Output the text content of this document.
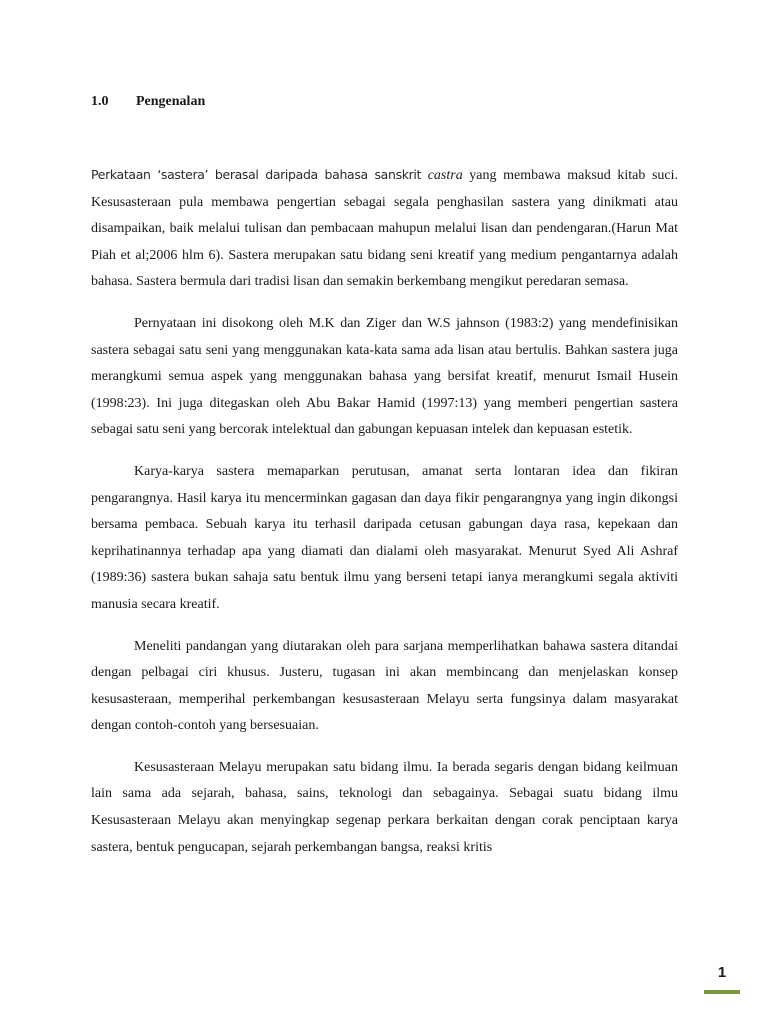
1.0 Pengenalan

Perkataan ‘sastera’ berasal daripada bahasa sanskrit castra yang membawa maksud kitab suci. Kesusasteraan pula membawa pengertian sebagai segala penghasilan sastera yang dinikmati atau disampaikan, baik melalui tulisan dan pembacaan mahupun melalui lisan dan pendengaran.(Harun Mat Piah et al;2006 hlm 6). Sastera merupakan satu bidang seni kreatif yang medium pengantarnya adalah bahasa. Sastera bermula dari tradisi lisan dan semakin berkembang mengikut peredaran semasa.

Pernyataan ini disokong oleh M.K dan Ziger dan W.S jahnson (1983:2) yang mendefinisikan sastera sebagai satu seni yang menggunakan kata-kata sama ada lisan atau bertulis. Bahkan sastera juga merangkumi semua aspek yang menggunakan bahasa yang bersifat kreatif, menurut Ismail Husein (1998:23). Ini juga ditegaskan oleh Abu Bakar Hamid (1997:13) yang memberi pengertian sastera sebagai satu seni yang bercorak intelektual dan gabungan kepuasan intelek dan kepuasan estetik.

Karya-karya sastera memaparkan perutusan, amanat serta lontaran idea dan fikiran pengarangnya. Hasil karya itu mencerminkan gagasan dan daya fikir pengarangnya yang ingin dikongsi bersama pembaca. Sebuah karya itu terhasil daripada cetusan gabungan daya rasa, kepekaan dan keprihatinannya terhadap apa yang diamati dan dialami oleh masyarakat. Menurut Syed Ali Ashraf (1989:36) sastera bukan sahaja satu bentuk ilmu yang berseni tetapi ianya merangkumi segala aktiviti manusia secara kreatif.

Meneliti pandangan yang diutarakan oleh para sarjana memperlihatkan bahawa sastera ditandai dengan pelbagai ciri khusus. Justeru, tugasan ini akan membincang dan menjelaskan konsep kesusasteraan, memperihal perkembangan kesusasteraan Melayu serta fungsinya dalam masyarakat dengan contoh-contoh yang bersesuaian.

Kesusasteraan Melayu merupakan satu bidang ilmu. Ia berada segaris dengan bidang keilmuan lain sama ada sejarah, bahasa, sains, teknologi dan sebagainya. Sebagai suatu bidang ilmu Kesusasteraan Melayu akan menyingkap segenap perkara berkaitan dengan corak penciptaan karya sastera, bentuk pengucapan, sejarah perkembangan bangsa, reaksi kritis

1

**Instructions for the task:** Keep the pictures out of the copy and return the rest of the data above exactly.

**Response:**
Output the text content of this document.
1.0 Pengenalan

Perkataan ‘sastera’ berasal daripada bahasa sanskrit castra yang membawa maksud kitab suci. Kesusasteraan pula membawa pengertian sebagai segala penghasilan sastera yang dinikmati atau disampaikan, baik melalui tulisan dan pembacaan mahupun melalui lisan dan pendengaran.(Harun Mat Piah et al;2006 hlm 6). Sastera merupakan satu bidang seni kreatif yang medium pengantarnya adalah bahasa. Sastera bermula dari tradisi lisan dan semakin berkembang mengikut peredaran semasa.

Pernyataan ini disokong oleh M.K dan Ziger dan W.S jahnson (1983:2) yang mendefinisikan sastera sebagai satu seni yang menggunakan kata-kata sama ada lisan atau bertulis. Bahkan sastera juga merangkumi semua aspek yang menggunakan bahasa yang bersifat kreatif, menurut Ismail Husein (1998:23). Ini juga ditegaskan oleh Abu Bakar Hamid (1997:13) yang memberi pengertian sastera sebagai satu seni yang bercorak intelektual dan gabungan kepuasan intelek dan kepuasan estetik.

Karya-karya sastera memaparkan perutusan, amanat serta lontaran idea dan fikiran pengarangnya. Hasil karya itu mencerminkan gagasan dan daya fikir pengarangnya yang ingin dikongsi bersama pembaca. Sebuah karya itu terhasil daripada cetusan gabungan daya rasa, kepekaan dan keprihatinannya terhadap apa yang diamati dan dialami oleh masyarakat. Menurut Syed Ali Ashraf (1989:36) sastera bukan sahaja satu bentuk ilmu yang berseni tetapi ianya merangkumi segala aktiviti manusia secara kreatif.

Meneliti pandangan yang diutarakan oleh para sarjana memperlihatkan bahawa sastera ditandai dengan pelbagai ciri khusus. Justeru, tugasan ini akan membincang dan menjelaskan konsep kesusasteraan, memperihal perkembangan kesusasteraan Melayu serta fungsinya dalam masyarakat dengan contoh-contoh yang bersesuaian.

Kesusasteraan Melayu merupakan satu bidang ilmu. Ia berada segaris dengan bidang keilmuan lain sama ada sejarah, bahasa, sains, teknologi dan sebagainya. Sebagai suatu bidang ilmu Kesusasteraan Melayu akan menyingkap segenap perkara berkaitan dengan corak penciptaan karya sastera, bentuk pengucapan, sejarah perkembangan bangsa, reaksi kritis

1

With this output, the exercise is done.